• **Task to complete**
Copy the part of the listing that opens with the line containing "macd-histogram-bar <box>574 658 579 665</box>" and closes with the line containing "macd-histogram-bar <box>538 658 543 664</box>", including both of those lines.

• **Dataset excerpts**
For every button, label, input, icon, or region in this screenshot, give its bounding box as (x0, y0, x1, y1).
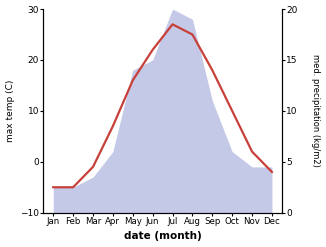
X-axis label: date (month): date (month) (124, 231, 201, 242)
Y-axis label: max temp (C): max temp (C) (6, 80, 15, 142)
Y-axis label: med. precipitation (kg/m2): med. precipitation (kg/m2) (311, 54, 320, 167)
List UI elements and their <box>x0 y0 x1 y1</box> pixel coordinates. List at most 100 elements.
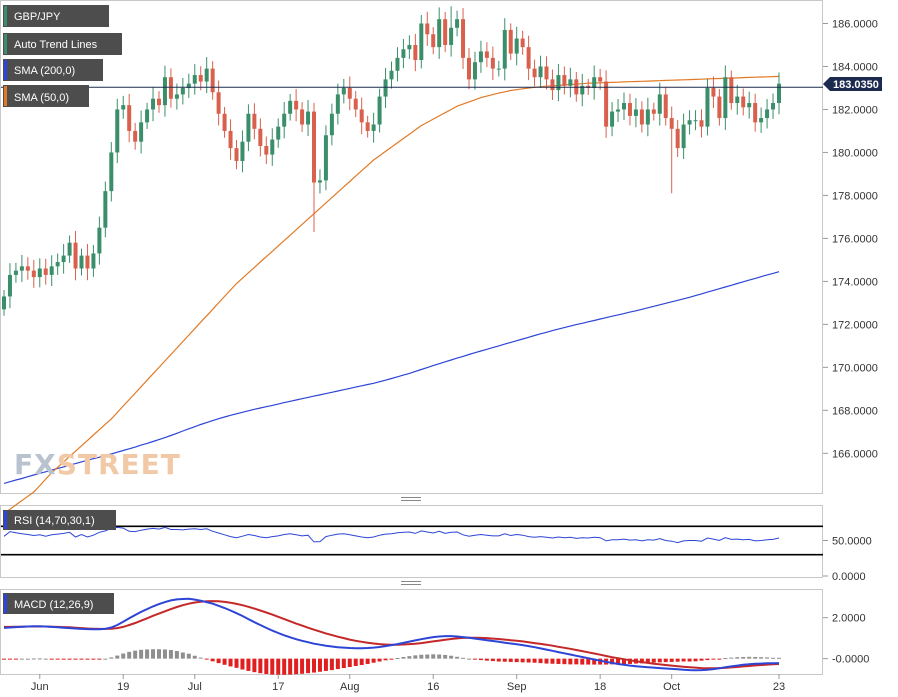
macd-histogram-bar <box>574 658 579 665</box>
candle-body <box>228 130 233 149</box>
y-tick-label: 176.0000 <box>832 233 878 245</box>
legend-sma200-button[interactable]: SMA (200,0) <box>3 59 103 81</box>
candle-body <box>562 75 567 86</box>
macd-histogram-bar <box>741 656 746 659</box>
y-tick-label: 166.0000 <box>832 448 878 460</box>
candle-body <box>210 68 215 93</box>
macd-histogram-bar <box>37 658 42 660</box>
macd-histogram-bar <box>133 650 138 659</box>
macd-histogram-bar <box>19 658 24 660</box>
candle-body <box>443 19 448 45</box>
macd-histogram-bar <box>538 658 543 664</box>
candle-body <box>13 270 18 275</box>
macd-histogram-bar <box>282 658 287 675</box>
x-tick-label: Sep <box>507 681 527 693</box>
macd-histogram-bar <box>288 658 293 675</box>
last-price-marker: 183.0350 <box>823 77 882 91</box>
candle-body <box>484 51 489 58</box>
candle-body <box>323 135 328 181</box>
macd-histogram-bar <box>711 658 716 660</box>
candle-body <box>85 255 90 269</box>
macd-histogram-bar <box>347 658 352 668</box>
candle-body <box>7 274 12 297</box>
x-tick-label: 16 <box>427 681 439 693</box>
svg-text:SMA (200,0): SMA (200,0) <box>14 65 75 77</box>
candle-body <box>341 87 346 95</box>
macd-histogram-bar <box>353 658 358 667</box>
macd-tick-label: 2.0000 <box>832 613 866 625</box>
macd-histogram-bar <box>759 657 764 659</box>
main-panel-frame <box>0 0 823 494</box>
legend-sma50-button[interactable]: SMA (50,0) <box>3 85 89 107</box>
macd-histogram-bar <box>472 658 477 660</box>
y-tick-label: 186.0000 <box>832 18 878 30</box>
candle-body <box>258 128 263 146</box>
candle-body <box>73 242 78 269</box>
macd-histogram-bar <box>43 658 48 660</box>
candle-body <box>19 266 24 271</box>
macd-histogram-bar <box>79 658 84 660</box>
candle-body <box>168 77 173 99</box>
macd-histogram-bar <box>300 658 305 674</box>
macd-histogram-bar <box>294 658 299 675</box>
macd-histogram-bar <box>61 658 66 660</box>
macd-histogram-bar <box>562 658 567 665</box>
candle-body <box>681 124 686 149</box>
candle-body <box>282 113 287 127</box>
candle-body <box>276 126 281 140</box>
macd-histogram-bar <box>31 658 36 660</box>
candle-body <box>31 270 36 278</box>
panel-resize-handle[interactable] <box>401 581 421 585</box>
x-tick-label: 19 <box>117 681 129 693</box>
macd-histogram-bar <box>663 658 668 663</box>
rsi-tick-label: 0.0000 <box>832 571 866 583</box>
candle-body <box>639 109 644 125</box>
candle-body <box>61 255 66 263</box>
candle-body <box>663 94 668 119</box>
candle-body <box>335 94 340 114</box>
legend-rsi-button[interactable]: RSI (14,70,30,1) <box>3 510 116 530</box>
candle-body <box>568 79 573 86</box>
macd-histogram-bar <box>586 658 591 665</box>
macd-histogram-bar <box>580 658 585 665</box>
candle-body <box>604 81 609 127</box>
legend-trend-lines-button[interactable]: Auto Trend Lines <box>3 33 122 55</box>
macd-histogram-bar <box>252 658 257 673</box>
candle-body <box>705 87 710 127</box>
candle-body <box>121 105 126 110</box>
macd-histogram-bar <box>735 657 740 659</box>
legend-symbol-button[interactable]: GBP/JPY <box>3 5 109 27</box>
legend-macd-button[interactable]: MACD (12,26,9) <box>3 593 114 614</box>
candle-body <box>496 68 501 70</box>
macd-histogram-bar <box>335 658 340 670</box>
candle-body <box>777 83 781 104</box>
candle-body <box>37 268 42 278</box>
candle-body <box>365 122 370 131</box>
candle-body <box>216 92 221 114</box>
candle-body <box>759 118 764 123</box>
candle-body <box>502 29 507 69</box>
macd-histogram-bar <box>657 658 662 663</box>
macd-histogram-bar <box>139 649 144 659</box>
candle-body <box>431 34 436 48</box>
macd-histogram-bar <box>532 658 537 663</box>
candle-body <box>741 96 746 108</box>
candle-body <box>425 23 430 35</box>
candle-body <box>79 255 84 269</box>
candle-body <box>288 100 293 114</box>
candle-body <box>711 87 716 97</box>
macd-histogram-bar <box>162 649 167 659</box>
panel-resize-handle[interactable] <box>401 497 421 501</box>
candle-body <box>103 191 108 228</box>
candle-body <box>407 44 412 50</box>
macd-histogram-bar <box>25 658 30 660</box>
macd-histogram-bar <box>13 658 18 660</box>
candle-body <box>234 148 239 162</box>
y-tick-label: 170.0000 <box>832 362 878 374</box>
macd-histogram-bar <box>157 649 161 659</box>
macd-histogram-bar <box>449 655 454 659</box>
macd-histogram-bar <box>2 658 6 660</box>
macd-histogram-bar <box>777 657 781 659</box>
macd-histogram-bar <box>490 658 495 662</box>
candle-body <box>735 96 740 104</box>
==
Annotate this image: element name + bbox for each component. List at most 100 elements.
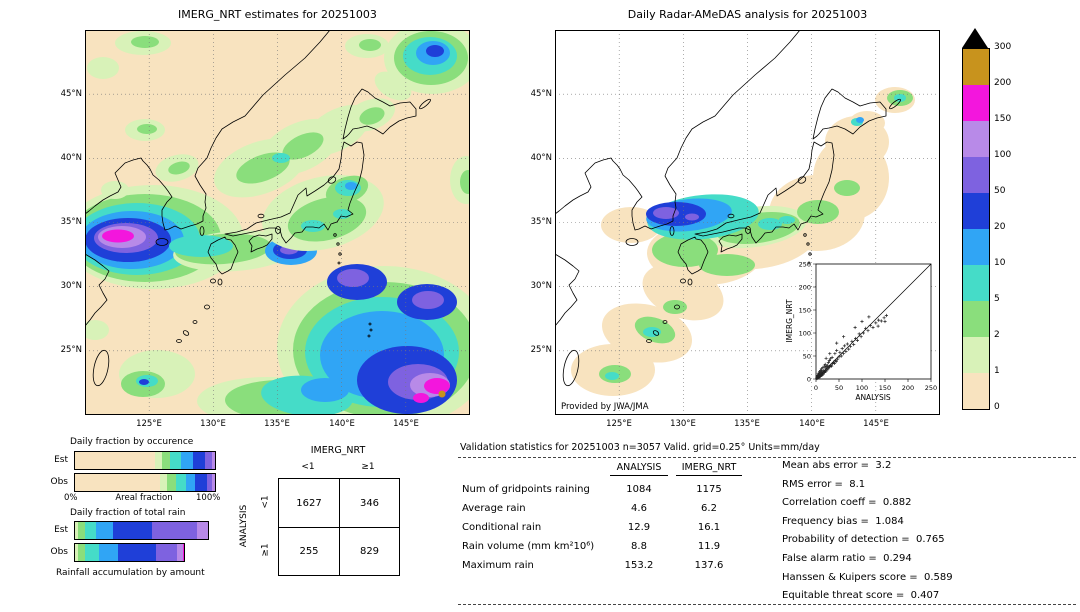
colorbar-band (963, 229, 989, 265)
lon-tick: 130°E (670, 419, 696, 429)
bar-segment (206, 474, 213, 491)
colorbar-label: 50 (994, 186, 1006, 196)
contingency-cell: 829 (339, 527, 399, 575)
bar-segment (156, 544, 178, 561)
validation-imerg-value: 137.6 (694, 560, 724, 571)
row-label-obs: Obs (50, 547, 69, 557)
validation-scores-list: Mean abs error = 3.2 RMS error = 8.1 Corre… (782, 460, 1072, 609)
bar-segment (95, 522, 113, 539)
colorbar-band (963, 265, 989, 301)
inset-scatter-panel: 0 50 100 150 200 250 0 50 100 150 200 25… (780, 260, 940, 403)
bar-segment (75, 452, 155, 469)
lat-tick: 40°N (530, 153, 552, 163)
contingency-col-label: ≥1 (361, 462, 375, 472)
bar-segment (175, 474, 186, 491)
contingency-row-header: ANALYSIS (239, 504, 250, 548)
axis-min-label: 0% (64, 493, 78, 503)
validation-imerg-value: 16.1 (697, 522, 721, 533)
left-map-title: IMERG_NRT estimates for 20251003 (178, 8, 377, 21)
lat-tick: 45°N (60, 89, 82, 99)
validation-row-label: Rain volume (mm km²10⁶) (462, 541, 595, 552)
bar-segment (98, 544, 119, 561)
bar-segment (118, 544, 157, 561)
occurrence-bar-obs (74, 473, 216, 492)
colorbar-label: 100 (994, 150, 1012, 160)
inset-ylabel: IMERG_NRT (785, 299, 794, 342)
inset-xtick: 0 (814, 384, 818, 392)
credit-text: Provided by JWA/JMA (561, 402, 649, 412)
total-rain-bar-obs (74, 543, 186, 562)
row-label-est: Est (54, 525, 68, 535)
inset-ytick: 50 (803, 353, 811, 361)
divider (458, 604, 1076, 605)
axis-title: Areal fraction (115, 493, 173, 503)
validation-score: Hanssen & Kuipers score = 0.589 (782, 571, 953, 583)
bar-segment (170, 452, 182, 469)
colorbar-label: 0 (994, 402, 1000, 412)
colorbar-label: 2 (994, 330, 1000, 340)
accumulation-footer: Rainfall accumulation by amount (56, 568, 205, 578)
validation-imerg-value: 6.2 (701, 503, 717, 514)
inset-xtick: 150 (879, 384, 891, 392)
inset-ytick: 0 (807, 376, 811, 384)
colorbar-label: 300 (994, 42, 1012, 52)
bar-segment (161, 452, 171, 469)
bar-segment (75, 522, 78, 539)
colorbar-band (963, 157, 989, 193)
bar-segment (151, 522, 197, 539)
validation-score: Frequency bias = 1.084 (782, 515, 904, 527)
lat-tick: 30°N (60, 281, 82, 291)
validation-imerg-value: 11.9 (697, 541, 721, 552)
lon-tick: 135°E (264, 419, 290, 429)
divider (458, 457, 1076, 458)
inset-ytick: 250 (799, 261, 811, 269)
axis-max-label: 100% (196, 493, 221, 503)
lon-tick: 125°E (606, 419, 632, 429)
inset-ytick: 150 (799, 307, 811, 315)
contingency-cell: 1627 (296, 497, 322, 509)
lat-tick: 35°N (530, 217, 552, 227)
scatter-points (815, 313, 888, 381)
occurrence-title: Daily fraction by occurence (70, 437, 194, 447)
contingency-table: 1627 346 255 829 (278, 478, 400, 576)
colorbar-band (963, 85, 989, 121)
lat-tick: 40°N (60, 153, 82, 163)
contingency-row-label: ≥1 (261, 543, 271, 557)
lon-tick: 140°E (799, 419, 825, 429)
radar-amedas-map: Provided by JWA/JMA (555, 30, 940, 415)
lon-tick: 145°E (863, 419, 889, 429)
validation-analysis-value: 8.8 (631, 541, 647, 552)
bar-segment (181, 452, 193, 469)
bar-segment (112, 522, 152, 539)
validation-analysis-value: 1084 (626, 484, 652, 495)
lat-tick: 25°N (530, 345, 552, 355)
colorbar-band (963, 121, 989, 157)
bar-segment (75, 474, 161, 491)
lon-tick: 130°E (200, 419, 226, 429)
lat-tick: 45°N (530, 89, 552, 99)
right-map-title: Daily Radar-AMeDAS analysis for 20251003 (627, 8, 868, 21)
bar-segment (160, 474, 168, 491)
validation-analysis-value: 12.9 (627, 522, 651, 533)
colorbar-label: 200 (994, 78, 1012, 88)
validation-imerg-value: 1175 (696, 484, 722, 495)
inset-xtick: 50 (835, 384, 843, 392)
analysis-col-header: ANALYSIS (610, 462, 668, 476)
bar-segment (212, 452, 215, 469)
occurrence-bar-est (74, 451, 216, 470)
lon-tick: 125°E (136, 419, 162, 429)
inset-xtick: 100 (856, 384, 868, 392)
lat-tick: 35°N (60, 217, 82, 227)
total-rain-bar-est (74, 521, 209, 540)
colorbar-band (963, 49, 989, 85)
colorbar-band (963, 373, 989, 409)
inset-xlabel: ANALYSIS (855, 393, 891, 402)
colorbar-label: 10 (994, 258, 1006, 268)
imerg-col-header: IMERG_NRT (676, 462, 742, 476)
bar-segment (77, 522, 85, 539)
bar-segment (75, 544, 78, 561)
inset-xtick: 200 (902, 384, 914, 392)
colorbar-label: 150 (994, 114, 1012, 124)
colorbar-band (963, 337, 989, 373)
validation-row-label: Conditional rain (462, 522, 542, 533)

• **The completed task**
macd-histogram-bar <box>574 658 579 665</box>
candle-body <box>228 130 233 149</box>
y-tick-label: 176.0000 <box>832 233 878 245</box>
legend-sma200-button[interactable]: SMA (200,0) <box>3 59 103 81</box>
candle-body <box>562 75 567 86</box>
macd-histogram-bar <box>741 656 746 659</box>
y-tick-label: 166.0000 <box>832 448 878 460</box>
candle-body <box>210 68 215 93</box>
macd-histogram-bar <box>37 658 42 660</box>
macd-histogram-bar <box>133 650 138 659</box>
macd-histogram-bar <box>19 658 24 660</box>
candle-body <box>443 19 448 45</box>
macd-histogram-bar <box>538 658 543 664</box>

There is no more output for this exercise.